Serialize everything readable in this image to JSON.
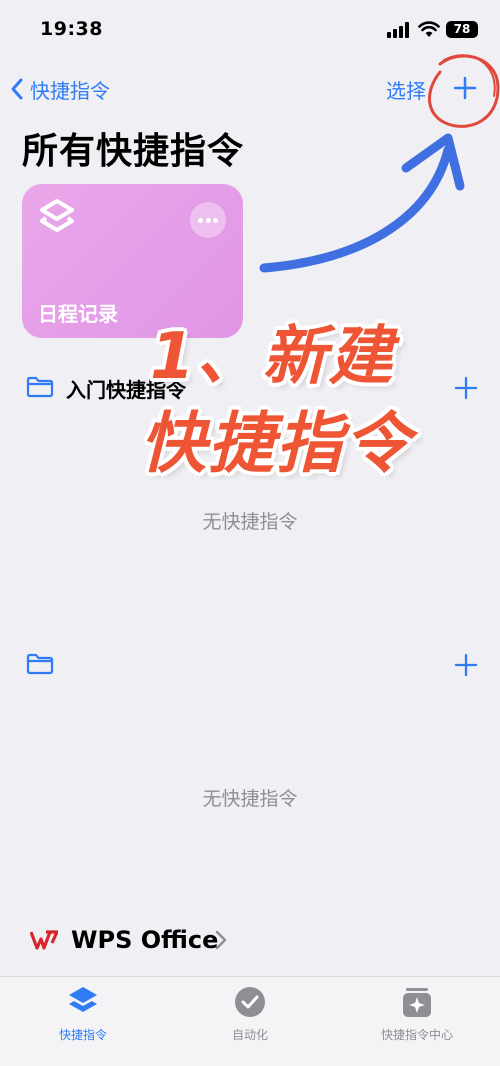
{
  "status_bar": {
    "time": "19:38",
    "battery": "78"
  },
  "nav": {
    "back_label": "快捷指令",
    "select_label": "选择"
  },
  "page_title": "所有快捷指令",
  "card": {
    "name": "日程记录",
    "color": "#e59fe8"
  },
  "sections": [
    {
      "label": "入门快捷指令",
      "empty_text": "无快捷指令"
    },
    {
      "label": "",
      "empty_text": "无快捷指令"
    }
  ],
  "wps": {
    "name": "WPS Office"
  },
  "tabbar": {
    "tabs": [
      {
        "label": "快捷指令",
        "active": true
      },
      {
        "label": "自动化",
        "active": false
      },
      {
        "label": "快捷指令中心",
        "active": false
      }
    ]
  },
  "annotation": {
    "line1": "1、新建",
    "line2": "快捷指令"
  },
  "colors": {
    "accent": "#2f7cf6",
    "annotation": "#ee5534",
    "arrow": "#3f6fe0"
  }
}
* * *
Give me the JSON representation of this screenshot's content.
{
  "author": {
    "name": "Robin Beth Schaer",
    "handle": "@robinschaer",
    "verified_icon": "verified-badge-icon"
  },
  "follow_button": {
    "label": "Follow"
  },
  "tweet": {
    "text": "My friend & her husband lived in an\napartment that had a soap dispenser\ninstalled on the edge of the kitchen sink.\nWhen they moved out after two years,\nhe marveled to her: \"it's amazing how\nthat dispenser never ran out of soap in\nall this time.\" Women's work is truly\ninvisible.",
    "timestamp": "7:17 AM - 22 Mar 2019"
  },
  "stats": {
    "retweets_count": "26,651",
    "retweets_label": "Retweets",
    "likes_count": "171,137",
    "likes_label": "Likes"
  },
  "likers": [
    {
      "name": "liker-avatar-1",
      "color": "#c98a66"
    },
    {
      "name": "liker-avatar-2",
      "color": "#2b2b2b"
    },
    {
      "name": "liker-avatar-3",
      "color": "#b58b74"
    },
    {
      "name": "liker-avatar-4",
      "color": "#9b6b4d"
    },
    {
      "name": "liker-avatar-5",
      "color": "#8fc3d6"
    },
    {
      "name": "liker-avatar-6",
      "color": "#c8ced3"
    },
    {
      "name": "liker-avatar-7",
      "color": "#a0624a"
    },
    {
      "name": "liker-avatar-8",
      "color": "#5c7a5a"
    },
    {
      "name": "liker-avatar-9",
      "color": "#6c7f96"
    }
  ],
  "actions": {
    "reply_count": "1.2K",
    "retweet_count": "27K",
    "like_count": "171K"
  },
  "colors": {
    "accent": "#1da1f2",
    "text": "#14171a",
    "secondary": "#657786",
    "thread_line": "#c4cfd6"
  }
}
---
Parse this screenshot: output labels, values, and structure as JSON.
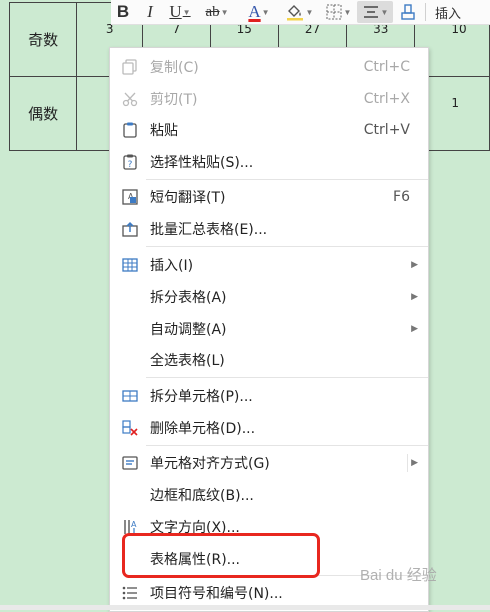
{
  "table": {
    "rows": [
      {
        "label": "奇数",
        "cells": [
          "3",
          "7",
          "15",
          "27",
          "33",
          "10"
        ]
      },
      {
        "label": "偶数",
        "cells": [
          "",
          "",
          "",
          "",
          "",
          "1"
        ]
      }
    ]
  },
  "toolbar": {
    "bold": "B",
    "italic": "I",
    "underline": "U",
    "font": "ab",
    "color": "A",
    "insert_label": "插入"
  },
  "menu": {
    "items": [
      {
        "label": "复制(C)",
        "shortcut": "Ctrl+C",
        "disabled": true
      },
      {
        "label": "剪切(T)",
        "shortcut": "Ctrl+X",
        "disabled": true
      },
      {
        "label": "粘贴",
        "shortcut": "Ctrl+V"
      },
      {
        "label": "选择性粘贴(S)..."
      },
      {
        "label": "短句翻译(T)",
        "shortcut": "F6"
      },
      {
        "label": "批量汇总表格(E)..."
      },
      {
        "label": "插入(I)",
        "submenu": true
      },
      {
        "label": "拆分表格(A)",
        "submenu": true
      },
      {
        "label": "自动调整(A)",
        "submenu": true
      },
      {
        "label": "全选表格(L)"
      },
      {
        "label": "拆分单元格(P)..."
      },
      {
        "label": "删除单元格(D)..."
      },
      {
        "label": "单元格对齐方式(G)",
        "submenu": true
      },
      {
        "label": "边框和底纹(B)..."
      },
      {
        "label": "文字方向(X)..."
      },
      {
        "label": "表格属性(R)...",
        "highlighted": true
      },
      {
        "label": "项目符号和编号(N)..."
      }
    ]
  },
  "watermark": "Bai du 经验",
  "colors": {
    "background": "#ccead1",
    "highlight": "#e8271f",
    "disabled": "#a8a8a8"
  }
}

#### PROBLEM TO SOLVE
Where a line contains the string "Ctrl", extract that line.

#### ANSWER TO THIS EXERCISE
        "shortcut": "Ctrl+C",
        "shortcut": "Ctrl+X",
        "shortcut": "Ctrl+V"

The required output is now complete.